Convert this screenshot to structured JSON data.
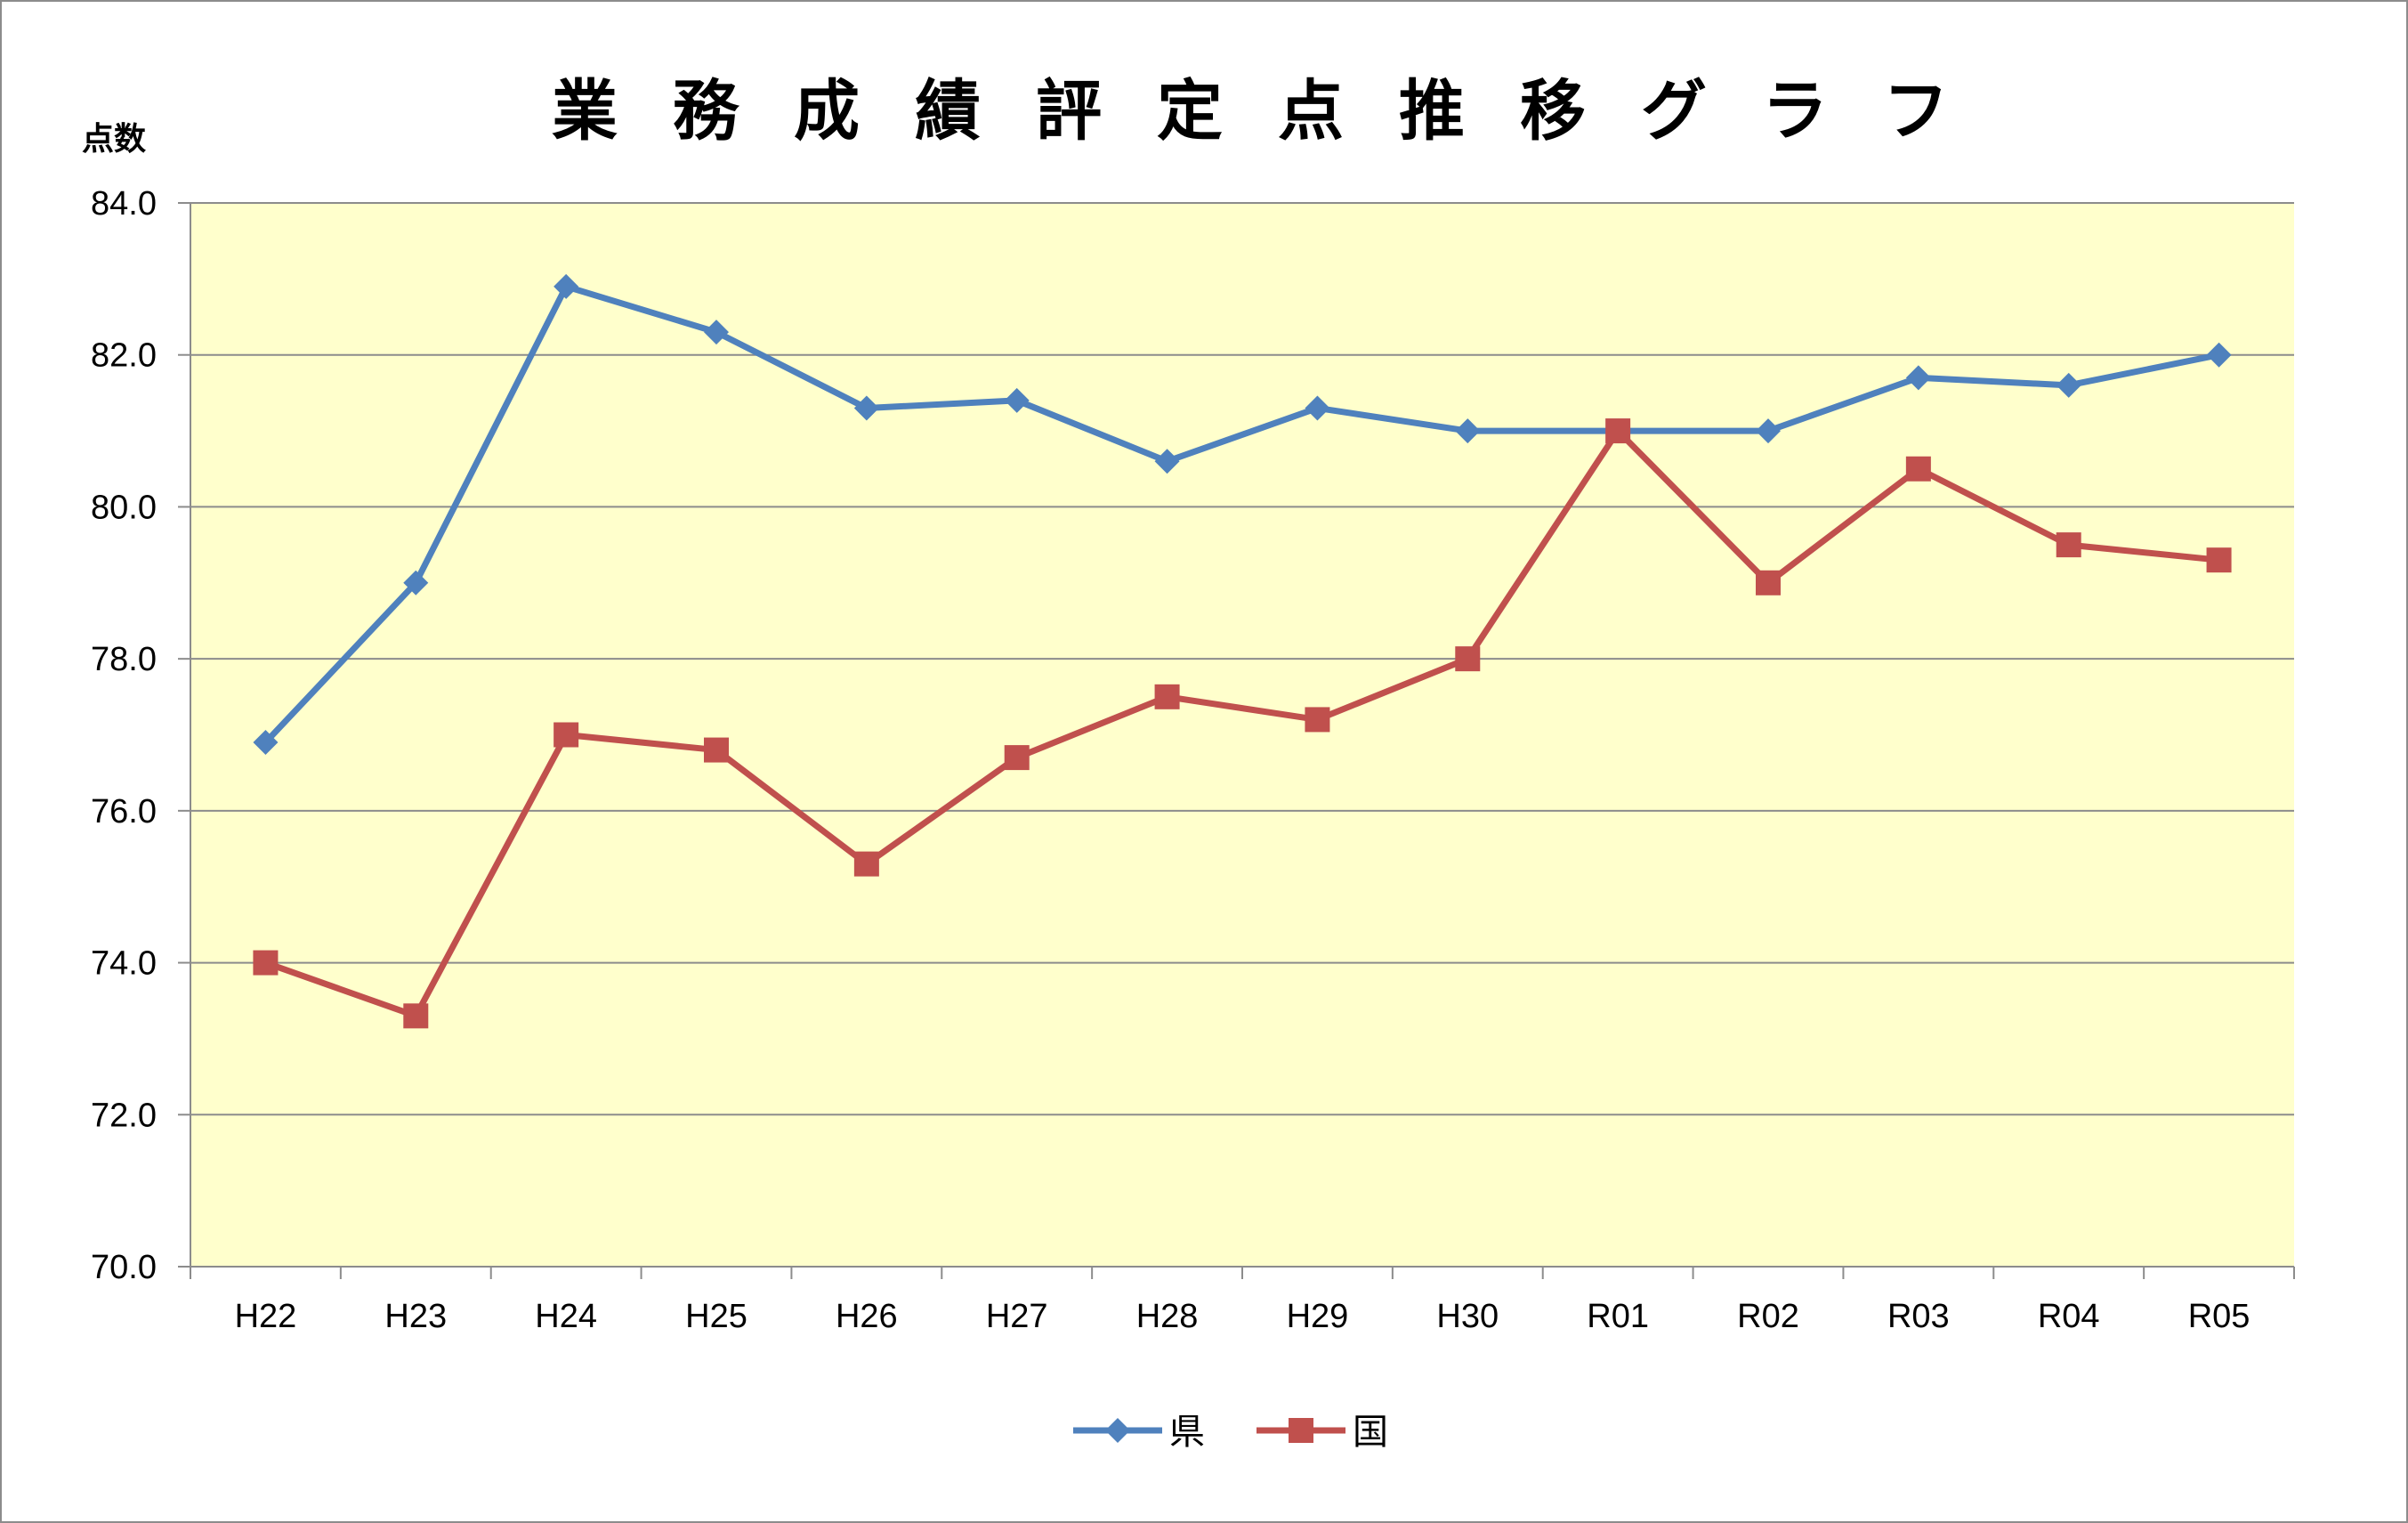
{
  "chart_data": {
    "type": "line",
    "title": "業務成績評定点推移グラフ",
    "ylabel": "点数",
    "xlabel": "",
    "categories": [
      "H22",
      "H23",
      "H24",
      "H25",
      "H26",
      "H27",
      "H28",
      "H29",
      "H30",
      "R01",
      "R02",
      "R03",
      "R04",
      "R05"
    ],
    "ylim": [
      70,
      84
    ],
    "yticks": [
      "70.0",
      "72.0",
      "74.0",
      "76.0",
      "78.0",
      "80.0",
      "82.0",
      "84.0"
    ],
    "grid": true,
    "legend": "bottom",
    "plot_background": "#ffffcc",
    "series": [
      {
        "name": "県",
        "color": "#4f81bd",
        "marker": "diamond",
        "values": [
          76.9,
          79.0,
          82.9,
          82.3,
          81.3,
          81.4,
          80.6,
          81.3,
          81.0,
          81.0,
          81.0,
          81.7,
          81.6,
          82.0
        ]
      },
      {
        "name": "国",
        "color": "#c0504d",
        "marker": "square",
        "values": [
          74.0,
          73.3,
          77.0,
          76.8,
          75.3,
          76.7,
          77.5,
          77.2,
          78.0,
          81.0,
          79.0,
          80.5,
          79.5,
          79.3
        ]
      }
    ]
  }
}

◆ ◆ ◆

What is needed:
Copy the records above exactly. The pictures are not part of the copy.

Finished answer:
Convert this screenshot to structured JSON data.
{
  "chart_data": {
    "type": "line",
    "title": "業務成績評定点推移グラフ",
    "ylabel": "点数",
    "xlabel": "",
    "categories": [
      "H22",
      "H23",
      "H24",
      "H25",
      "H26",
      "H27",
      "H28",
      "H29",
      "H30",
      "R01",
      "R02",
      "R03",
      "R04",
      "R05"
    ],
    "ylim": [
      70,
      84
    ],
    "yticks": [
      "70.0",
      "72.0",
      "74.0",
      "76.0",
      "78.0",
      "80.0",
      "82.0",
      "84.0"
    ],
    "grid": true,
    "legend": "bottom",
    "plot_background": "#ffffcc",
    "series": [
      {
        "name": "県",
        "color": "#4f81bd",
        "marker": "diamond",
        "values": [
          76.9,
          79.0,
          82.9,
          82.3,
          81.3,
          81.4,
          80.6,
          81.3,
          81.0,
          81.0,
          81.0,
          81.7,
          81.6,
          82.0
        ]
      },
      {
        "name": "国",
        "color": "#c0504d",
        "marker": "square",
        "values": [
          74.0,
          73.3,
          77.0,
          76.8,
          75.3,
          76.7,
          77.5,
          77.2,
          78.0,
          81.0,
          79.0,
          80.5,
          79.5,
          79.3
        ]
      }
    ]
  }
}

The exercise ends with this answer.